= Source excerpt =

TrueNAS Scale system keeps freezing, becomes unresponsive and requires manual shutdown

Kelp07

Dabbler
Joined
Aug 14, 2022
Messages
12
Pretty new to TrueNAS, just started trying it out earlier this year. I'll list my full system specs at the end of the post. Any advice even troubleshooting ideas, is appreciated! Thank you!

Randomly, about once a day but sometimes more, sometimes less, the system stays powered on but becomes unresponsive. The web GUI is not accessible, all apps stop working, and even direct inputs do nothing (I can plug in a keyboard & monitor and the console screen is still up but inputting an option doesn't do anything). The SMB shares also go down, but sometimes the apps go down but the shares are still up, I know this because I set up a backup plex server on my laptop using the shares and sometimes it still works when the TrueNAS Scale plex app is down. When it does this, the only way to reboot is unplug or hold the power button. I've tried legacy and UEFI boot, and I have things not in use like front USB ports disabled where possible. Also, my kill-a-watt at the surge protector shows it drawing power like normal, and the fans still spin. I have not noticed it happening more often at any particular times, like during a file transfer or plex stream. It has done it once in the middle of a stream but usually I find out when I go to access plex or nextcloud, and they don't work.

I commented on another thread with a similar problem, and got the recommendation to replace my boot drive first, so I replaced the single sata SSD with a mirrored mSATA SSD and USB stick. In that process I did a reinstall but reloaded the config. I moved the system dataset to my main HDD "tank" pool. At the time I noticed this happening, I had some more storage pools for testing, so I deleted those and unplugged the drives. I've added more RAM, from 8 up to 16 GB.

Like I said, new to TrueNAS, and I would think there'd be a log file or something but the closest I can find is System Settings -> Advanced -> Save Debug. Would having that help?

Hardware
Everything was received used except for the drives. The motherboard, CPU, half the ram, GPU, all were pulled from a Dell prebuilt.

Motherboard from Dell XPS 8500 (Not sure the model #)

= Set of tasks =
[1] Print the stretch of the TrueNAS freezing post from "Like I said, new" through "having that help?", word for word.
[2] Carry on the forum post about TrueNAS Scale freezing, picking up right after its final line.

= Available data =
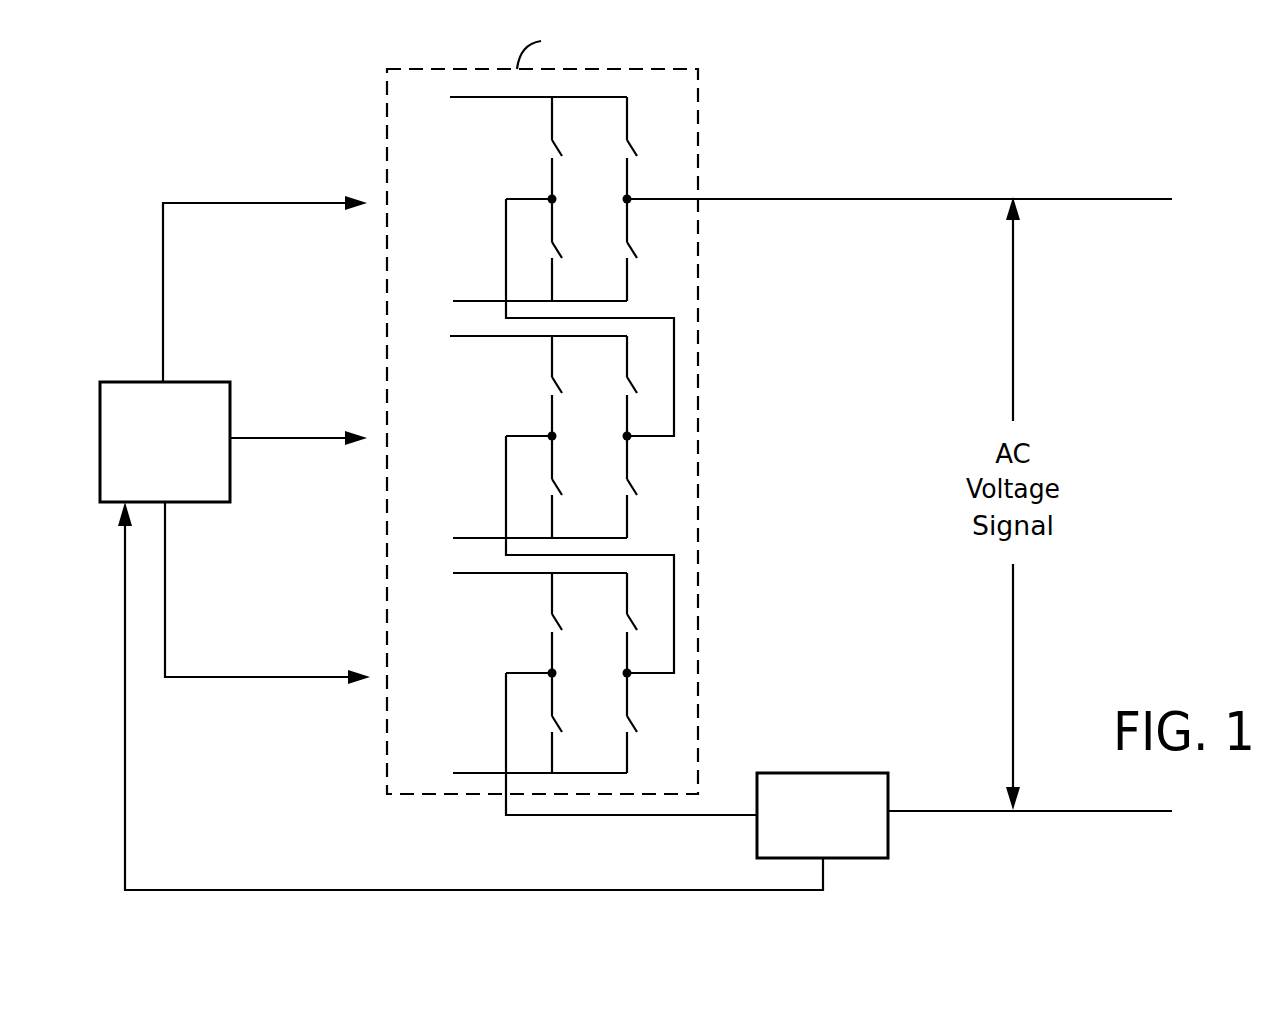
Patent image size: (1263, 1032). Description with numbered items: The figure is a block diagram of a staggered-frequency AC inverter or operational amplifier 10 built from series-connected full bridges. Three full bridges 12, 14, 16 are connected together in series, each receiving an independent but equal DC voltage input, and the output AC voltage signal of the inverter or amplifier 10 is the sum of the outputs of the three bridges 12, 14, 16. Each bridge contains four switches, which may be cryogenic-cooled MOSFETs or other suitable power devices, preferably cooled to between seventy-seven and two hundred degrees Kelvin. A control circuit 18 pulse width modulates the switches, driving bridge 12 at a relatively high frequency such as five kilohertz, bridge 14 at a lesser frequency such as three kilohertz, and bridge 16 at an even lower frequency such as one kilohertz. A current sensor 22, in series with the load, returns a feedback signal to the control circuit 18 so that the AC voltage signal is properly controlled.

= Answers to the tasks =
[1]
Like I said, new to TrueNAS, and I would think there'd be a log file or something but the closest I can find is System Settings -> Advanced -> Save Debug. Would having that help?

[2]
Core i7-3770
16 GB RAM, running at 1600 MHz
- 2x 4GB sticks of Micron PC3-12800U DDR3
- 2x 4GB sticks of G Skill PC3-12800 DDR3
Radeon HD 7570 1 GB
Very old Nvidia GPU, don't know the model #, plugged in through pcie 1x just so I could use the Radeon for the Windows VMs (which I haven't got working but I've put that problem to the side for now)
Silverstone 700W 80+ Titanium PSU
Storage drives are plugged in via pcie to SATA adapter. There's one SATA 3 port and three SATA 2 ports on the motherboard.
HDD pool is 3x 4TB Ironwolf drives, RAID-Z1 (one parity)
This has the system dataset
SSD pool is 2x Crucial BX500 1TB drives, mirrored
This is my apps pool and I have a handful of apps running including plex and nextcloud.

Side note, the kill-a-watt says it runs at around 90 - 100W almost constantly. Is that pretty normal or could it be from the oversize PSU? In Reporting, after startup the CPU is usually barely working. The original Dell prebuilt had a 460W, which I still have. Is there any way to isolate the PSU and see how much power the system is actually using vs. pulling from the wall?
 

diogen

Explorer
Joined
Jul 21, 2022
Messages
72
Basic rule of thumb I use when troubleshooting PC's problems: random reboots are caused by RAM, freezes - by graphics, storage...
You have three adapters: onboard, Radeon and NVidia. Pull the last two and try again...

Your configuration is so far from a recommended one, don't expect too much support on these forums.
 
Last edited:

Davvo

MVP
Joined
Jul 12, 2022
Messages
3,222
I would start with following the previous suggestion (too much VGAs) and memtesting each stick of RAM.
Then work on getting the model of each component you are using.
Have fun and good luck.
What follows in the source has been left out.